● TEXT SEGMENT
⁂

Governor

Choria Governor allows you to control number of concurrent executions and, optionally, number of executions per period of time.

These 2 abilities allow us to solve complex problems faced in making Cron job execution reliable namely preventing all the cron jobs from running at the same time and making cron servers reliable by spreading execution over a pool of servers while only running a job on one server.

Managing overall concurrency

When running tasks on network servers that access shared resources like databases, Puppet Servers or other similarly constrained resource services its desirable to limit the concurrency of executions.

Many approaches exist, for example, spreading the cron minute flag out using random distribution. This works ok, but it can be hit or miss and does not solve the problem for adhoc executions.

Choria Governor lets you use Choria Streams to constrain the concurrency of network tasks, one could run a cron command fleet wide at the same time and use the Governor to limit how many concurrent processes will execute.

Creating a Governor

With Choria Streams configured you can create a Governor using the CLI:

$ choria governor add PUPPET 10 20m 3

  Capacity: 10
   Expires: 20m0s
  Replicas: 3

This creates a Governor called PUPPET that will allow up to 10 concurrent processes and that is reliably distributed across 3 Choria Brokers.

The expires is a fail-safe, if the process crashes halfway through execution and does not remove itself from the Governor then that entry will stay, if this happens a lot the Governor could be full of orphaned leases and no further work can be done.

The expires setting - 20 minutes here - will expire entries that’s not been cleaned up by the calling process. Care should be taken to choose an appropriately safe setting.

Running this command again with different settings will edit the Governor, adjusting the capacity will immediately impact the running fleet with no restarts or update of the fleet nodes needed. The Replicas setting can not be edited.

As of version 0.26.0 of the choria/choria module, you can also use Puppet to manage Governors:

choria_governor {"PUPPET":
    capacity => 10,
    expire   => 20*60,
    replicas => 3,
}

When managing the Governor used to limit Puppet runs there is a chicken and egg, so perhaps do not run your Puppet Servers against a Governor but on a traditional schedule and let them manage the Governors.

Replicas is not changeable without destroying the Governor, so if you created with Replica 1 and want to move to 3 you will need to set force => true on the choria_governor resource which will then destroy and recreate the Governor.

⁂

● REQUEST A
According to the Choria Governor text, which setting cannot be edited by running the add command again with different settings?
● REQUEST B
Reproduce the part of the Choria Governor text from "Managing overall concurrency" to "for adhoc executions.".
● REQUEST C
Continue the Choria Governor text from where it stops.
The data that comes next has no connection to the Choria Governor text.

● MATERIAL
⁂

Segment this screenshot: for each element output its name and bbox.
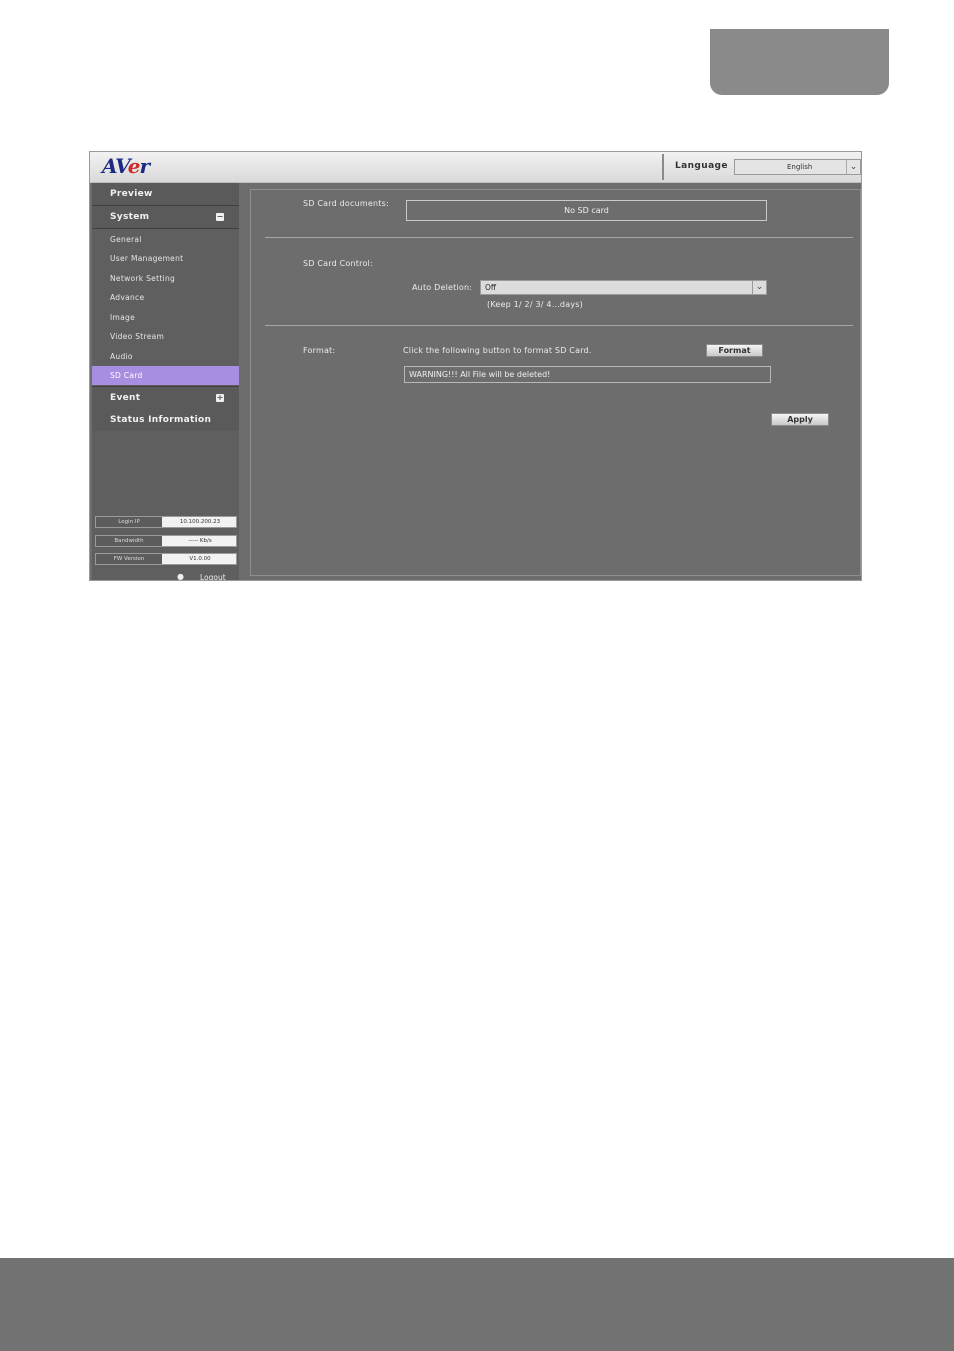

⁂

● TASK RESULT A
The Replicas setting.

● TASK RESULT B
Managing overall concurrency

When running tasks on network servers that access shared resources like databases, Puppet Servers or other similarly constrained resource services its desirable to limit the concurrency of executions.

Many approaches exist, for example, spreading the cron minute flag out using random distribution. This works ok, but it can be hit or miss and does not solve the problem for adhoc executions.

● TASK RESULT C
Executing a CRON job

To use this Governor to control a cron job use the choria governor run command:

*/30 * * * * /bin/choria governor run PUPPET \
             --config /etc/choria/server.conf \
             --max-wait 20m \
             '/opt/puppetlabs/bin/puppet agent --onetime --no-daemonize --no-usecacheonfailure --no-splay'

Here we run puppet agent controlled by the Governor PUPPET and the --max-wait setting means the CLI will keep trying to get a slot for 20 minutes, if it fails it will stop trying. Use this setting to prevent overlapping executions.

This can be used in shell scripts, CLI or just anywhere you need to limit concurrency. The CLI will make a connection to the Choria Broker and so needs certificates etc, here we use the server.conf to use the server certificates. Keep in mind that each process makes a connection to the broker and that Choria Broker is limited to 50 000 concurrent connections by default.

Limiting number of runs per period

In this mode we might have a pool of cron servers running jobs but only one of them should run a job. Others will simply exit with 0 exit code in that scenario. We might also say a specific job can only run 5 times per period etc.

This add reliability to cron execution in that machines can fail but jobs continue to run.

This particular mode is good for isolated jobs, for a set of related jobs see our section on leader election.

Tip

This feature added in Choria v0.26.1

Creating a Governor

With Choria Streams configured you can create a Governor using the CLI:

$ choria governor add ACCOUNTING 1 29m 3

Capacity: 1
Expires: 29m0s
Replicas: 3

Like the previous example we first create a governor for our Cronjob, here we allow only 1 execution and we set the expiry to 29 minutes. The period is chosen since will run our cron every 30 minutes so this should be sufficient to control it.

Executing a CRON job

To use this Governor to control a cron job use the choria governor run command:

*/30 * * * * /bin/choria governor run ACCOUNTING \
             --config /etc/choria/server.conf \
             --max-wait 10s \
             --max-per-period \
             '/usr/local/bin/account.sh'

We pass the new flag --max-per-period that enables the mode where we limit executions per Governor expiry period.

That’s it, this cron job can now run on 10 machines and every 30 minutes one of the 30 will run the task.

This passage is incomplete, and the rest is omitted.